# TASK OBJECTIVE
Pictures stay out of your copy, but everything else in the records below must be repeated exactly.

[Collection entries]
## start

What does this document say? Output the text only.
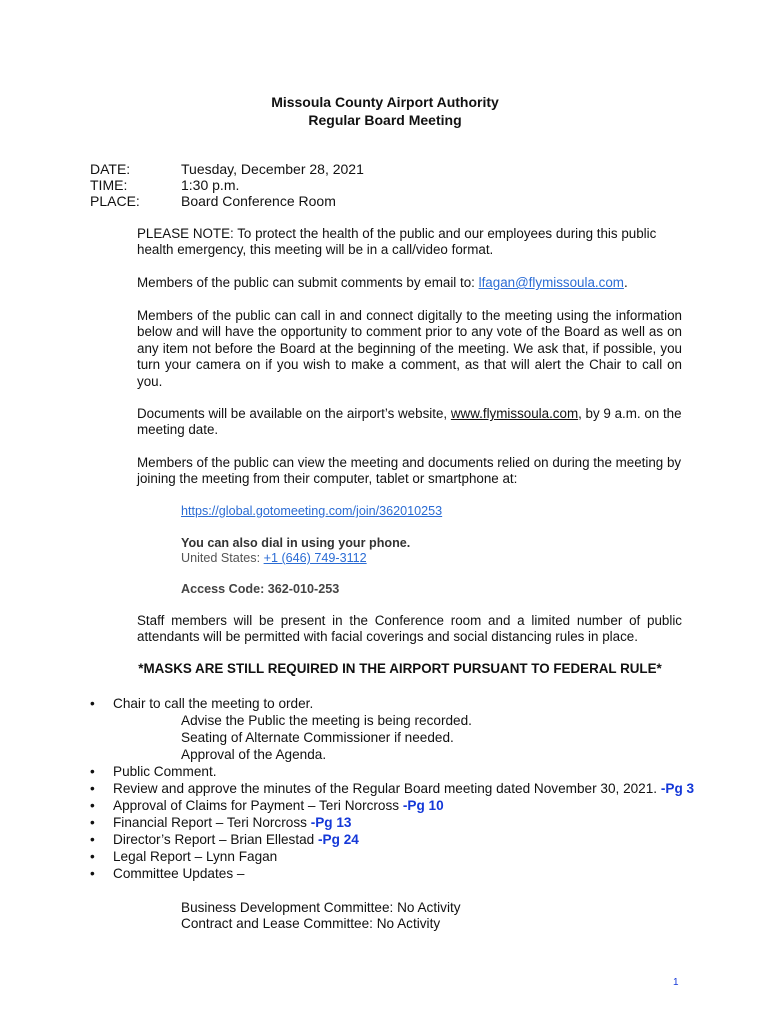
Missoula County Airport Authority
Regular Board Meeting
DATE:	Tuesday, December 28, 2021
TIME:	1:30 p.m.
PLACE:	Board Conference Room
PLEASE NOTE: To protect the health of the public and our employees during this public health emergency, this meeting will be in a call/video format.
Members of the public can submit comments by email to: lfagan@flymissoula.com.
Members of the public can call in and connect digitally to the meeting using the information below and will have the opportunity to comment prior to any vote of the Board as well as on any item not before the Board at the beginning of the meeting. We ask that, if possible, you turn your camera on if you wish to make a comment, as that will alert the Chair to call on you.
Documents will be available on the airport’s website, www.flymissoula.com, by 9 a.m. on the meeting date.
Members of the public can view the meeting and documents relied on during the meeting by joining the meeting from their computer, tablet or smartphone at:
https://global.gotomeeting.com/join/362010253
You can also dial in using your phone.
United States: +1 (646) 749-3112
Access Code: 362-010-253
Staff members will be present in the Conference room and a limited number of public attendants will be permitted with facial coverings and social distancing rules in place.
*MASKS ARE STILL REQUIRED IN THE AIRPORT PURSUANT TO FEDERAL RULE*
• Chair to call the meeting to order.
Advise the Public the meeting is being recorded.
Seating of Alternate Commissioner if needed.
Approval of the Agenda.
• Public Comment.
• Review and approve the minutes of the Regular Board meeting dated November 30, 2021. -Pg 3
• Approval of Claims for Payment – Teri Norcross -Pg 10
• Financial Report – Teri Norcross -Pg 13
• Director’s Report – Brian Ellestad -Pg 24
• Legal Report – Lynn Fagan
• Committee Updates –
Business Development Committee: No Activity
Contract and Lease Committee: No Activity
1
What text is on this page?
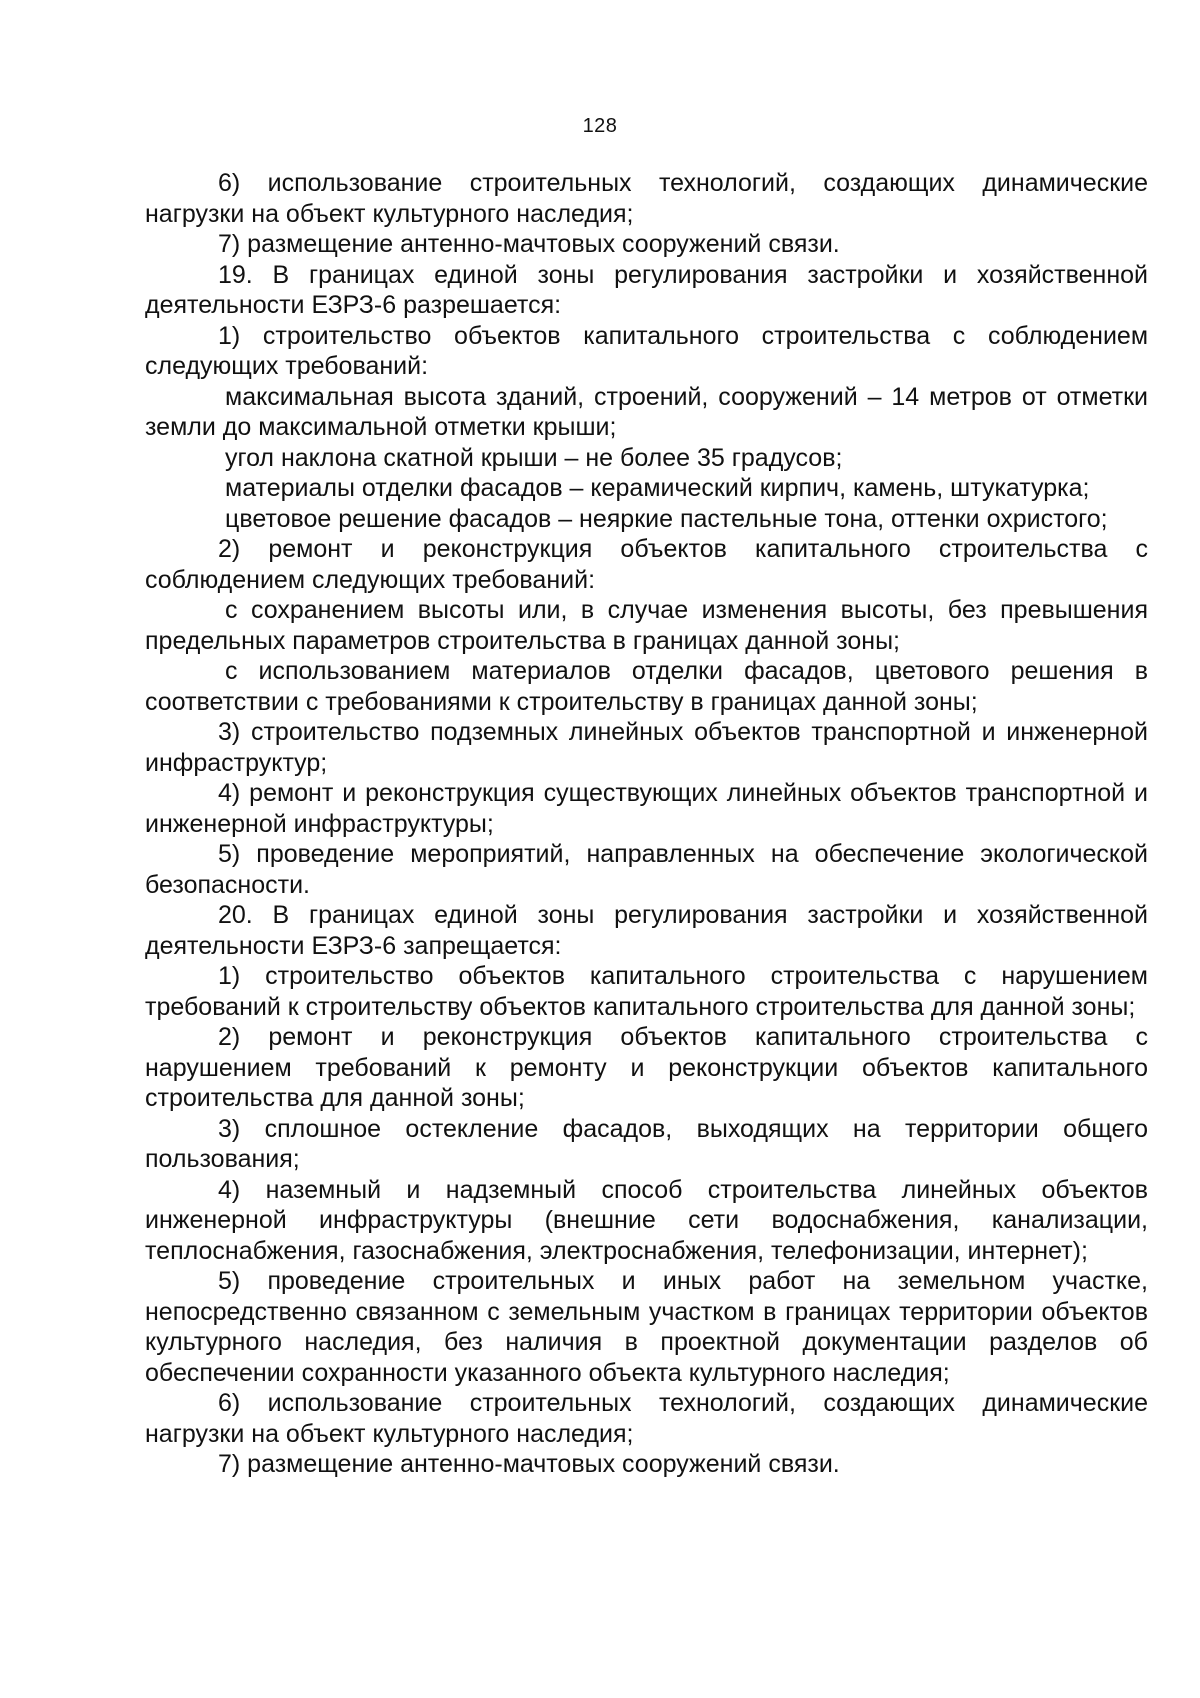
128

6) использование строительных технологий, создающих динамические нагрузки на объект культурного наследия;

7) размещение антенно-мачтовых сооружений связи.

19. В границах единой зоны регулирования застройки и хозяйственной деятельности ЕЗРЗ-6 разрешается:

1) строительство объектов капитального строительства с соблюдением следующих требований:

максимальная высота зданий, строений, сооружений – 14 метров от отметки земли до максимальной отметки крыши;

угол наклона скатной крыши – не более 35 градусов;

материалы отделки фасадов – керамический кирпич, камень, штукатурка;

цветовое решение фасадов – неяркие пастельные тона, оттенки охристого;

2) ремонт и реконструкция объектов капитального строительства с соблюдением следующих требований:

с сохранением высоты или, в случае изменения высоты, без превышения предельных параметров строительства в границах данной зоны;

с использованием материалов отделки фасадов, цветового решения в соответствии с требованиями к строительству в границах данной зоны;

3) строительство подземных линейных объектов транспортной и инженерной инфраструктур;

4) ремонт и реконструкция существующих линейных объектов транспортной и инженерной инфраструктуры;

5) проведение мероприятий, направленных на обеспечение экологической безопасности.

20. В границах единой зоны регулирования застройки и хозяйственной деятельности ЕЗРЗ-6 запрещается:

1) строительство объектов капитального строительства с нарушением требований к строительству объектов капитального строительства для данной зоны;

2) ремонт и реконструкция объектов капитального строительства с нарушением требований к ремонту и реконструкции объектов капитального строительства для данной зоны;

3) сплошное остекление фасадов, выходящих на территории общего пользования;

4) наземный и надземный способ строительства линейных объектов инженерной инфраструктуры (внешние сети водоснабжения, канализации, теплоснабжения, газоснабжения, электроснабжения, телефонизации, интернет);

5) проведение строительных и иных работ на земельном участке, непосредственно связанном с земельным участком в границах территории объектов культурного наследия, без наличия в проектной документации разделов об обеспечении сохранности указанного объекта культурного наследия;

6) использование строительных технологий, создающих динамические нагрузки на объект культурного наследия;

7) размещение антенно-мачтовых сооружений связи.
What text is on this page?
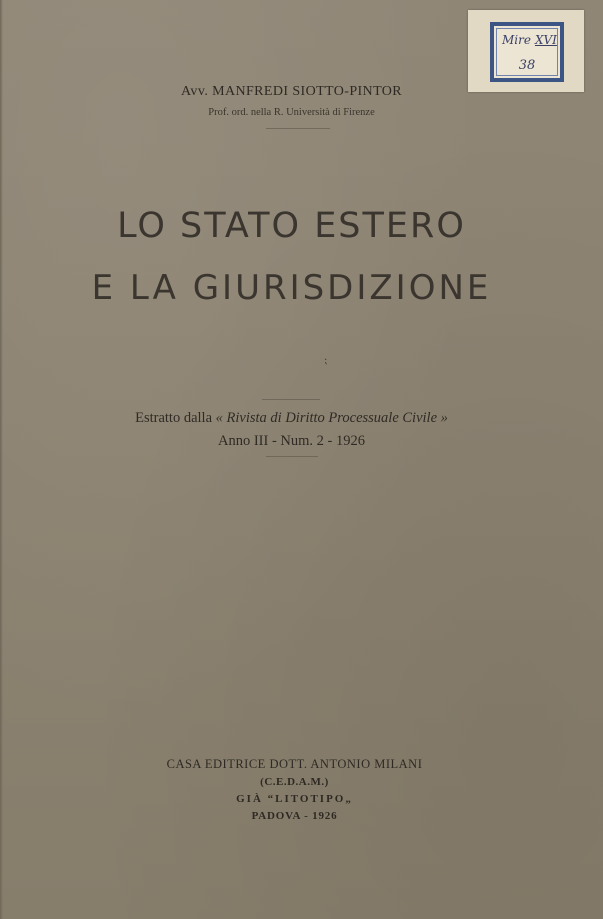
Mire XVI
38
Avv. MANFREDI SIOTTO-PINTOR
Prof. ord. nella R. Università di Firenze
LO STATO ESTERO
E LA GIURISDIZIONE
⁏
Estratto dalla « Rivista di Diritto Processuale Civile »
Anno III - Num. 2 - 1926
CASA EDITRICE DOTT. ANTONIO MILANI
(C.E.D.A.M.)
GIÀ “LITOTIPO„
PADOVA - 1926
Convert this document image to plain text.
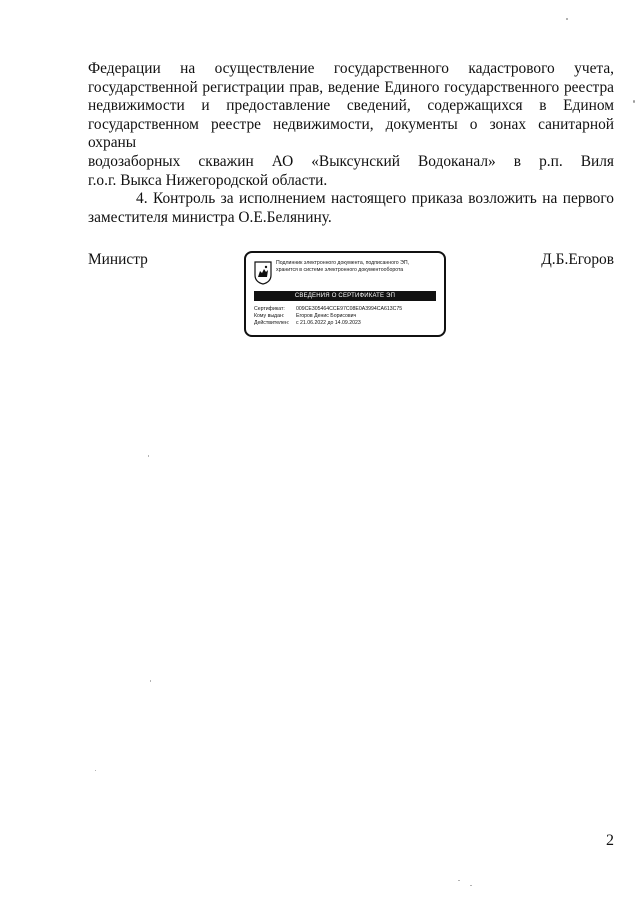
Федерации на осуществление государственного кадастрового учета,
государственной регистрации прав, ведение Единого государственного реестра
недвижимости и предоставление сведений, содержащихся в Едином
государственном реестре недвижимости, документы о зонах санитарной охраны
водозаборных скважин АО «Выксунский Водоканал» в р.п. Виля
г.о.г. Выкса Нижегородской области.

4. Контроль за исполнением настоящего приказа возложить на первого
заместителя министра О.Е.Белянину.

Министр	Д.Б.Егоров
Подлинник электронного документа, подписанного ЭП,
хранится в системе электронного документооборота
СВЕДЕНИЯ О СЕРТИФИКАТЕ ЭП
Сертификат: 009CE305464CCE97C08E0A3994CA613C75
Кому выдан: Егоров Денис Борисович
Действителен: с 21.06.2022 до 14.09.2023
2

## end

# RESULT
What does this document say? Output the text only.
Missoula County Airport Authority
Regular Board Meeting
DATE:	Tuesday, December 28, 2021
TIME:	1:30 p.m.
PLACE:	Board Conference Room
PLEASE NOTE: To protect the health of the public and our employees during this public health emergency, this meeting will be in a call/video format.
Members of the public can submit comments by email to: lfagan@flymissoula.com.
Members of the public can call in and connect digitally to the meeting using the information below and will have the opportunity to comment prior to any vote of the Board as well as on any item not before the Board at the beginning of the meeting. We ask that, if possible, you turn your camera on if you wish to make a comment, as that will alert the Chair to call on you.
Documents will be available on the airport’s website, www.flymissoula.com, by 9 a.m. on the meeting date.
Members of the public can view the meeting and documents relied on during the meeting by joining the meeting from their computer, tablet or smartphone at:
https://global.gotomeeting.com/join/362010253
You can also dial in using your phone.
United States: +1 (646) 749-3112
Access Code: 362-010-253
Staff members will be present in the Conference room and a limited number of public attendants will be permitted with facial coverings and social distancing rules in place.
*MASKS ARE STILL REQUIRED IN THE AIRPORT PURSUANT TO FEDERAL RULE*
• Chair to call the meeting to order.
Advise the Public the meeting is being recorded.
Seating of Alternate Commissioner if needed.
Approval of the Agenda.
• Public Comment.
• Review and approve the minutes of the Regular Board meeting dated November 30, 2021. -Pg 3
• Approval of Claims for Payment – Teri Norcross -Pg 10
• Financial Report – Teri Norcross -Pg 13
• Director’s Report – Brian Ellestad -Pg 24
• Legal Report – Lynn Fagan
• Committee Updates –
Business Development Committee: No Activity
Contract and Lease Committee: No Activity
1
What text is on this page?
128

6) использование строительных технологий, создающих динамические нагрузки на объект культурного наследия;

7) размещение антенно-мачтовых сооружений связи.

19. В границах единой зоны регулирования застройки и хозяйственной деятельности ЕЗРЗ-6 разрешается:

1) строительство объектов капитального строительства с соблюдением следующих требований:

максимальная высота зданий, строений, сооружений – 14 метров от отметки земли до максимальной отметки крыши;

угол наклона скатной крыши – не более 35 градусов;

материалы отделки фасадов – керамический кирпич, камень, штукатурка;

цветовое решение фасадов – неяркие пастельные тона, оттенки охристого;

2) ремонт и реконструкция объектов капитального строительства с соблюдением следующих требований:

с сохранением высоты или, в случае изменения высоты, без превышения предельных параметров строительства в границах данной зоны;

с использованием материалов отделки фасадов, цветового решения в соответствии с требованиями к строительству в границах данной зоны;

3) строительство подземных линейных объектов транспортной и инженерной инфраструктур;

4) ремонт и реконструкция существующих линейных объектов транспортной и инженерной инфраструктуры;

5) проведение мероприятий, направленных на обеспечение экологической безопасности.

20. В границах единой зоны регулирования застройки и хозяйственной деятельности ЕЗРЗ-6 запрещается:

1) строительство объектов капитального строительства с нарушением требований к строительству объектов капитального строительства для данной зоны;

2) ремонт и реконструкция объектов капитального строительства с нарушением требований к ремонту и реконструкции объектов капитального строительства для данной зоны;

3) сплошное остекление фасадов, выходящих на территории общего пользования;

4) наземный и надземный способ строительства линейных объектов инженерной инфраструктуры (внешние сети водоснабжения, канализации, теплоснабжения, газоснабжения, электроснабжения, телефонизации, интернет);

5) проведение строительных и иных работ на земельном участке, непосредственно связанном с земельным участком в границах территории объектов культурного наследия, без наличия в проектной документации разделов об обеспечении сохранности указанного объекта культурного наследия;

6) использование строительных технологий, создающих динамические нагрузки на объект культурного наследия;

7) размещение антенно-мачтовых сооружений связи.
What text is on this page?
Mire XVI
38
Avv. MANFREDI SIOTTO-PINTOR
Prof. ord. nella R. Università di Firenze
LO STATO ESTERO
E LA GIURISDIZIONE
⁏
Estratto dalla « Rivista di Diritto Processuale Civile »
Anno III - Num. 2 - 1926
CASA EDITRICE DOTT. ANTONIO MILANI
(C.E.D.A.M.)
GIÀ “LITOTIPO„
PADOVA - 1926
Convert this document image to plain text.
Федерации на осуществление государственного кадастрового учета,
государственной регистрации прав, ведение Единого государственного реестра
недвижимости и предоставление сведений, содержащихся в Едином
государственном реестре недвижимости, документы о зонах санитарной охраны
водозаборных скважин АО «Выксунский Водоканал» в р.п. Виля
г.о.г. Выкса Нижегородской области.

4. Контроль за исполнением настоящего приказа возложить на первого
заместителя министра О.Е.Белянину.

Министр	Д.Б.Егоров
Подлинник электронного документа, подписанного ЭП,
хранится в системе электронного документооборота
СВЕДЕНИЯ О СЕРТИФИКАТЕ ЭП
Сертификат: 009CE305464CCE97C08E0A3994CA613C75
Кому выдан: Егоров Денис Борисович
Действителен: с 21.06.2022 до 14.09.2023
2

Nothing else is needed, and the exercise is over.